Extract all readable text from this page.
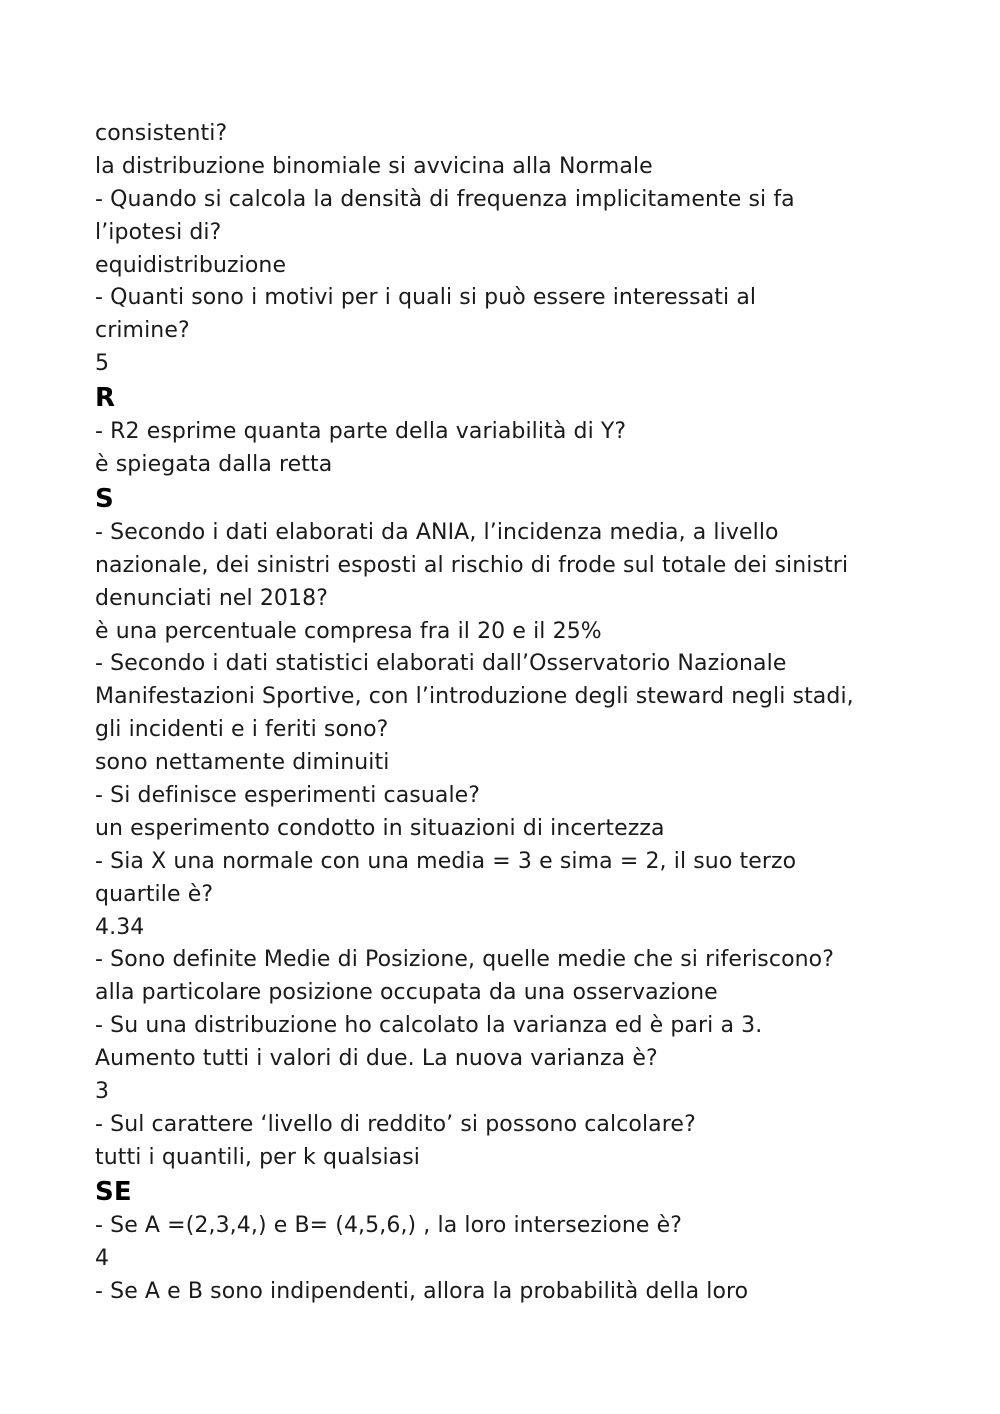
consistenti?
la distribuzione binomiale si avvicina alla Normale
- Quando si calcola la densità di frequenza implicitamente si fa
l’ipotesi di?
equidistribuzione
- Quanti sono i motivi per i quali si può essere interessati al
crimine?
5
R
- R2 esprime quanta parte della variabilità di Y?
è spiegata dalla retta
S
- Secondo i dati elaborati da ANIA, l’incidenza media, a livello
nazionale, dei sinistri esposti al rischio di frode sul totale dei sinistri
denunciati nel 2018?
è una percentuale compresa fra il 20 e il 25%
- Secondo i dati statistici elaborati dall’Osservatorio Nazionale
Manifestazioni Sportive, con l’introduzione degli steward negli stadi,
gli incidenti e i feriti sono?
sono nettamente diminuiti
- Si definisce esperimenti casuale?
un esperimento condotto in situazioni di incertezza
- Sia X una normale con una media = 3 e sima = 2, il suo terzo
quartile è?
4.34
- Sono definite Medie di Posizione, quelle medie che si riferiscono?
alla particolare posizione occupata da una osservazione
- Su una distribuzione ho calcolato la varianza ed è pari a 3.
Aumento tutti i valori di due. La nuova varianza è?
3
- Sul carattere ‘livello di reddito’ si possono calcolare?
tutti i quantili, per k qualsiasi
SE
- Se A =(2,3,4,) e B= (4,5,6,) , la loro intersezione è?
4
- Se A e B sono indipendenti, allora la probabilità della loro
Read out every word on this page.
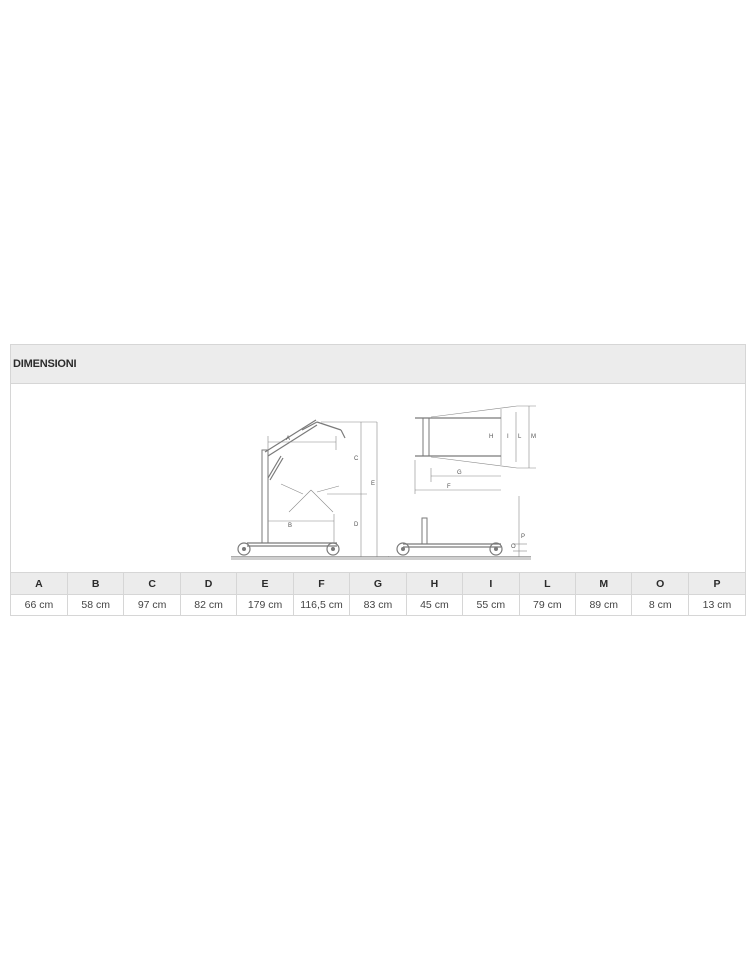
DIMENSIONI
A
B
C
D
E
G
F
H I L M
O
P
A	B	C	D	E	F	G	H	I	L	M	O	P
66 cm	58 cm	97 cm	82 cm	179 cm	116,5 cm	83 cm	45 cm	55 cm	79 cm	89 cm	8 cm	13 cm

______

# Task to complete:
Gather all lines of the records that include the word "page".

# Completed task:
Extract all readable text from this page.
Read out every word on this page.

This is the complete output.